• _TEXTE EXTRAIT_:
# # #

19 avril 2018

Saisi par le Syndicat des avocats de France concernant l’installation de box sécurisés dans des salles d’audience, le Défenseur des droits a ainsi confirmé le fait que la comparution systématique des personnes prévenues ou accusées dans de tels box, sans qu’une analyse des risques ne soit faite préalablement à la tenue des audiences et au cas par cas, porte atteinte à la présomption d’innocence, et contrevient au droit de l’Union européenne.

Cette décision du 18 avril 2018  s’inscrit dans la droite ligne de la jurisprudence de la Cour européenne des droits de l’Homme qui considère que le fait de placer une personne dans un dispositif d’encagement dans une salle d’audience constituait en soi – compte tenu de son caractère objectivement dégradant, incompatible avec les normes de comportement civilisé qui caractérisent une société démocratique – un affront à la dignité humaine et constituait un traitement dégradant contraire à l’article 3 de la Convention.

Le Défenseur des droits dénonce également les manquements de la France au droit de l’Union européenne en l’absence de  transposition  et de mise en œuvre la directive (UE) 2016/343 du 9 mars 2016 qui interdit une présentation et un placement systématique des personnes prévenues ou accusées dans des box sécurisés des salles d’audience.

Compte tenu des atteintes disproportionnées  aux droits fondamentaux des prévenus et des accusés, la Garde des Sceaux ne peut rester dans une démarche purement incantatoire sur la sécurisation des salles d’audience alors qu’il ressort clairement de la décision du Défenseur des droits que ces salles ne sont nullement soumises à un facteur de risque supplémentaire.

# # #

• _ÉNONCÉ_: Recopiez à l'identique le passage du texte sur les box sécurisés compris entre « Cette décision du » et « de la Convention. », bornes incluses.

# # #

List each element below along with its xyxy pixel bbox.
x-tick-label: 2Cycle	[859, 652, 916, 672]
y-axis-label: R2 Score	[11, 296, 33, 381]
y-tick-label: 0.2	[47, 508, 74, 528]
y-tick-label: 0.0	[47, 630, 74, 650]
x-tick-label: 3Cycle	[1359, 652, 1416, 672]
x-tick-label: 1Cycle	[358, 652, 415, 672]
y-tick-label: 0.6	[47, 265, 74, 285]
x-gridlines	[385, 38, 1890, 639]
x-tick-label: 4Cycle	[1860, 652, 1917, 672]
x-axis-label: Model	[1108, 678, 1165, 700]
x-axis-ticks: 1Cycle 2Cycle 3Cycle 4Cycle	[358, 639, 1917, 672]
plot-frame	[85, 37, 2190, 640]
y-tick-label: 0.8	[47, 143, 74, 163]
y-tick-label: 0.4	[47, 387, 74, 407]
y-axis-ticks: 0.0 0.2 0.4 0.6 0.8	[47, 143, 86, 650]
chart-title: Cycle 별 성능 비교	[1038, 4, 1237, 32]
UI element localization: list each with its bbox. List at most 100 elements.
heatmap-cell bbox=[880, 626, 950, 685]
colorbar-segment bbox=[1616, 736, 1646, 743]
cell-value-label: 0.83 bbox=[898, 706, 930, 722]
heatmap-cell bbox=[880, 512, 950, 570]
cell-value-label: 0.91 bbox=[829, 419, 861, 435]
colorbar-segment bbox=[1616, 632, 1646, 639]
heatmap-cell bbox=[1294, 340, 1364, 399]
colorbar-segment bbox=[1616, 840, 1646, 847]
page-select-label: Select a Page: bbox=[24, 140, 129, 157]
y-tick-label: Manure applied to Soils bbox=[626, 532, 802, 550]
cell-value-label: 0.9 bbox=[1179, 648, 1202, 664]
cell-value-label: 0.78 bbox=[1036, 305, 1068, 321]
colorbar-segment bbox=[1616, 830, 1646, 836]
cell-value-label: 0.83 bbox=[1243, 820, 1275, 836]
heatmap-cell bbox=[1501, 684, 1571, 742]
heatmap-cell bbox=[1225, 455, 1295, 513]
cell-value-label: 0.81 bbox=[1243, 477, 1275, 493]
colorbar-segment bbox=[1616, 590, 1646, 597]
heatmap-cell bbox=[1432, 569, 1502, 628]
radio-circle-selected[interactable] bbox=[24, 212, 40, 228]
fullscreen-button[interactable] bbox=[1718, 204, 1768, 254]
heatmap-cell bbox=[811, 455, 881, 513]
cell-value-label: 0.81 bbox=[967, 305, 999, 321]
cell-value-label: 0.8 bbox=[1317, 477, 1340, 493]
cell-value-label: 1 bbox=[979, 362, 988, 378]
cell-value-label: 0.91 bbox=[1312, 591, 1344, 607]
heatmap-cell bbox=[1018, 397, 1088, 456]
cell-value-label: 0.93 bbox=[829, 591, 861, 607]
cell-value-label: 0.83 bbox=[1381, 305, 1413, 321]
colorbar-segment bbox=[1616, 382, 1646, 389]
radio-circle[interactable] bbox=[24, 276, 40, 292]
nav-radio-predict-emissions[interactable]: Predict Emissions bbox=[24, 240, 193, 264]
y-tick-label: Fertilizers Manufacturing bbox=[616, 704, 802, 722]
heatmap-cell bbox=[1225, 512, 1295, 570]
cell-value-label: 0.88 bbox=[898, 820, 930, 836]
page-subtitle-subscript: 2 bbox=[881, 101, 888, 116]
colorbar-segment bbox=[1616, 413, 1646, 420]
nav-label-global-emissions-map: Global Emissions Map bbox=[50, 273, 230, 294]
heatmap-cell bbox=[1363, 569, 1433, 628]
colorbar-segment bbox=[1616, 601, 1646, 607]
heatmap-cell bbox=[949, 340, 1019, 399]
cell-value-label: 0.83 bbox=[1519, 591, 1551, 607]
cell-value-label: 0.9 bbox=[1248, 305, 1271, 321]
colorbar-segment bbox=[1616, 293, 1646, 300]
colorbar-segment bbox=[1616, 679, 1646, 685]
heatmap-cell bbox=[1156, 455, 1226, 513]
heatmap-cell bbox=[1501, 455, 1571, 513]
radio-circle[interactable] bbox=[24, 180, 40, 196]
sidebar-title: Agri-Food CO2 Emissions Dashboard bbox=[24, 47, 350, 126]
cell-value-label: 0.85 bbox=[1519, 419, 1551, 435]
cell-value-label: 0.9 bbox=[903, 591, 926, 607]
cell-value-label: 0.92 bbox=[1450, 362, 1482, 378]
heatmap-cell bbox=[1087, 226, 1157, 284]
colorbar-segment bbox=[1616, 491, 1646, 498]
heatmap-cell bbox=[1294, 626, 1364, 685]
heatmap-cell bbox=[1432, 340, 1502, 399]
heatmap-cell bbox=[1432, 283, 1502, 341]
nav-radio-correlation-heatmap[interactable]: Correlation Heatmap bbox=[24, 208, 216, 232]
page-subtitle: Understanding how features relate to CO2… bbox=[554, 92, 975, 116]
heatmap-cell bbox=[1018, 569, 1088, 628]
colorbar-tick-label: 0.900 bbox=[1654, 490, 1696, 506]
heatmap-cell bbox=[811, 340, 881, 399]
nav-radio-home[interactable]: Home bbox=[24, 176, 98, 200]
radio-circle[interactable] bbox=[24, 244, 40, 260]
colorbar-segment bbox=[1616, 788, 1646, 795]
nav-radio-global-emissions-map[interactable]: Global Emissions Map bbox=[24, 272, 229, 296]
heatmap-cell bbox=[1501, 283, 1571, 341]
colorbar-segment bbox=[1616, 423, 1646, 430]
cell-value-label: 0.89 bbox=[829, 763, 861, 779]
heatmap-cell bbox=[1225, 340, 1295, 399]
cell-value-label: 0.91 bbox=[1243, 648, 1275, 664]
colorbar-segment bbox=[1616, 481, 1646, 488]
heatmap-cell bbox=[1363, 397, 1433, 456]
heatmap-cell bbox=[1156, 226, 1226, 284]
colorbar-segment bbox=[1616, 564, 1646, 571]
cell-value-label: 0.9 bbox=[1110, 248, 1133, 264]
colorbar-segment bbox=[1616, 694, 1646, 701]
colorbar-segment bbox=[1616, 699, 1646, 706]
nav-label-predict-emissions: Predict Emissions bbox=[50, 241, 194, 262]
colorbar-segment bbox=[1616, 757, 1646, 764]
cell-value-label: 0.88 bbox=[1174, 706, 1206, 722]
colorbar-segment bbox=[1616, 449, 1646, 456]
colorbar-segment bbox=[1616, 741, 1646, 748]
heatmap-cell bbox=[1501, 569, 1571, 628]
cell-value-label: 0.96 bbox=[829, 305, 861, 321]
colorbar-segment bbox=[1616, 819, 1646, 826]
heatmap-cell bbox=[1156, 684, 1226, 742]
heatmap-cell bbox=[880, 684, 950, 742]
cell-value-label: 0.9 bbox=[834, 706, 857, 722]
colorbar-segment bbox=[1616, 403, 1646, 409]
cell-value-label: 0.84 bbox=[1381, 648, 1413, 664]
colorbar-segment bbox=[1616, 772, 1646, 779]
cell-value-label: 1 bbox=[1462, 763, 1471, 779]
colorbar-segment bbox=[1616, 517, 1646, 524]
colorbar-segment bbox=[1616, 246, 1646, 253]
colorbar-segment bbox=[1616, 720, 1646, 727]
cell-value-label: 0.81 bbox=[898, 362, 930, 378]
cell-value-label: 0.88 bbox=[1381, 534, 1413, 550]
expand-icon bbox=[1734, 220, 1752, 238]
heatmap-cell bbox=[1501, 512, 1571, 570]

# # #

• _RÉPONSE RÉDIGÉE_:
Cette décision du 18 avril 2018  s’inscrit dans la droite ligne de la jurisprudence de la Cour européenne des droits de l’Homme qui considère que le fait de placer une personne dans un dispositif d’encagement dans une salle d’audience constituait en soi – compte tenu de son caractère objectivement dégradant, incompatible avec les normes de comportement civilisé qui caractérisent une société démocratique – un affront à la dignité humaine et constituait un traitement dégradant contraire à l’article 3 de la Convention.